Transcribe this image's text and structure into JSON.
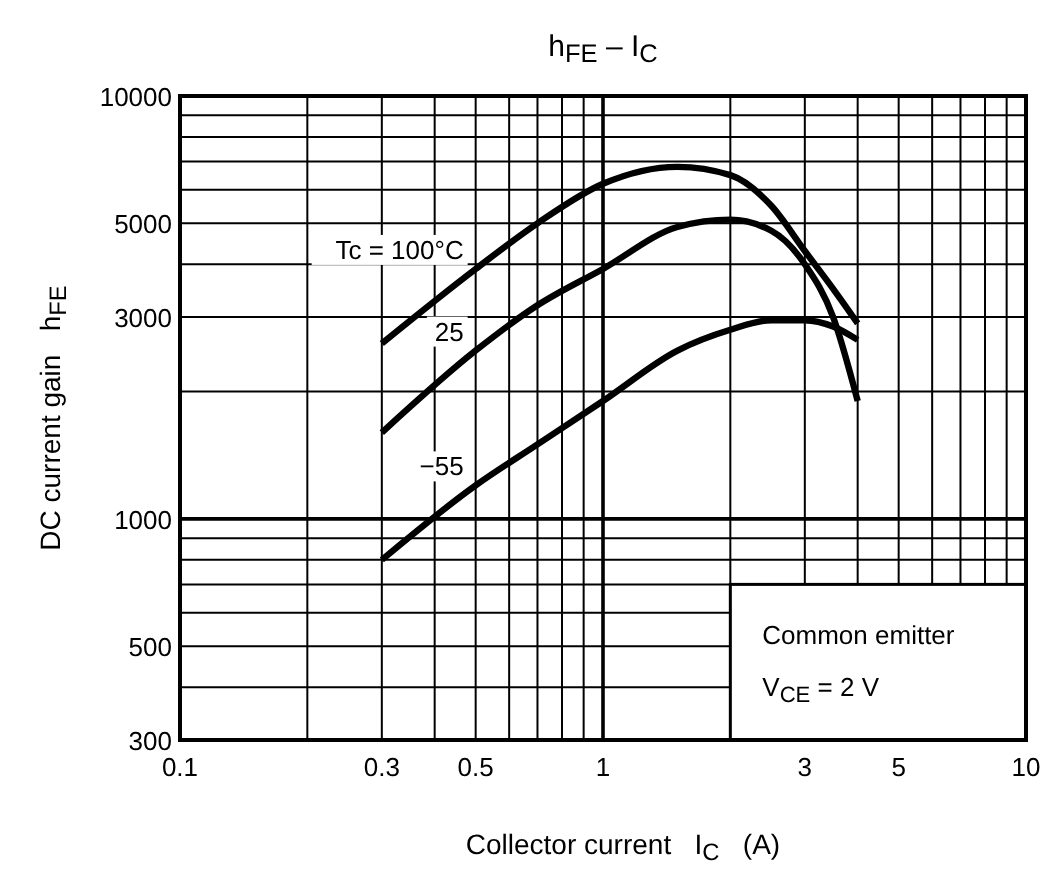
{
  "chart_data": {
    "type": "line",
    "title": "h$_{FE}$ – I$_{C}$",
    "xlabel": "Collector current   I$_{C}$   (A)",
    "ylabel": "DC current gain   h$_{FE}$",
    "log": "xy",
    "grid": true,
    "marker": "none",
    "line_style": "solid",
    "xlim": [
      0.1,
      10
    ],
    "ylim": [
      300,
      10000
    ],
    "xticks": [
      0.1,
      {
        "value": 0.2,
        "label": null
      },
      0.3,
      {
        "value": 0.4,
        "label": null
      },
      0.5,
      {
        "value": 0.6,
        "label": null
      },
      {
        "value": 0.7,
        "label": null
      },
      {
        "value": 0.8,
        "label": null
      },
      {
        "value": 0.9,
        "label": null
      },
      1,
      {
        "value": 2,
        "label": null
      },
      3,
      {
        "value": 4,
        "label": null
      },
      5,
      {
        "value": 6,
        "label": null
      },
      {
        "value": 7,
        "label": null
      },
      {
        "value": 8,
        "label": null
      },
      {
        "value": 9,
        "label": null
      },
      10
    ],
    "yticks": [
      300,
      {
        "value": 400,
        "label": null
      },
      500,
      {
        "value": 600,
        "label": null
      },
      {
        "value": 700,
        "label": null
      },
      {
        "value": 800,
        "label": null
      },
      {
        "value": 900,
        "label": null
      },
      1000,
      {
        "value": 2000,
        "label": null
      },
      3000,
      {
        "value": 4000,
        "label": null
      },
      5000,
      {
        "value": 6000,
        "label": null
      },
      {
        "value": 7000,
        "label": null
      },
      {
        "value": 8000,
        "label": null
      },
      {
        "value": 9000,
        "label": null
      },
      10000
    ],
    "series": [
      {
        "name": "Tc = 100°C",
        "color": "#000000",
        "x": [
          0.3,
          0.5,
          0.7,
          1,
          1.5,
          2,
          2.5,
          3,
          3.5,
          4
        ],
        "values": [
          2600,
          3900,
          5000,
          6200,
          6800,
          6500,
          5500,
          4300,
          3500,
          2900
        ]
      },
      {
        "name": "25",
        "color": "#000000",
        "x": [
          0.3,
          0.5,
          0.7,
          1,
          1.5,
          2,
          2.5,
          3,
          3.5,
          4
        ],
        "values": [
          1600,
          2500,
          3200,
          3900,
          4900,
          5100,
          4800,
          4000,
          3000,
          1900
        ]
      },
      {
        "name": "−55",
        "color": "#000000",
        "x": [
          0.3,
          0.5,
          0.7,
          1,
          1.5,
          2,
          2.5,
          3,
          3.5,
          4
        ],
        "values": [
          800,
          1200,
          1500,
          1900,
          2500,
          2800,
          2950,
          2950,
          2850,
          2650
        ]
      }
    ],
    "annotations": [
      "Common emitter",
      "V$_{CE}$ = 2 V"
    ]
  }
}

────────────────────

*Task directions*
Report back each line of the entries that holds the string "current".

*Full answer*
    "xlabel": "Collector current   I$_{C}$   (A)",
    "ylabel": "DC current gain   h$_{FE}$",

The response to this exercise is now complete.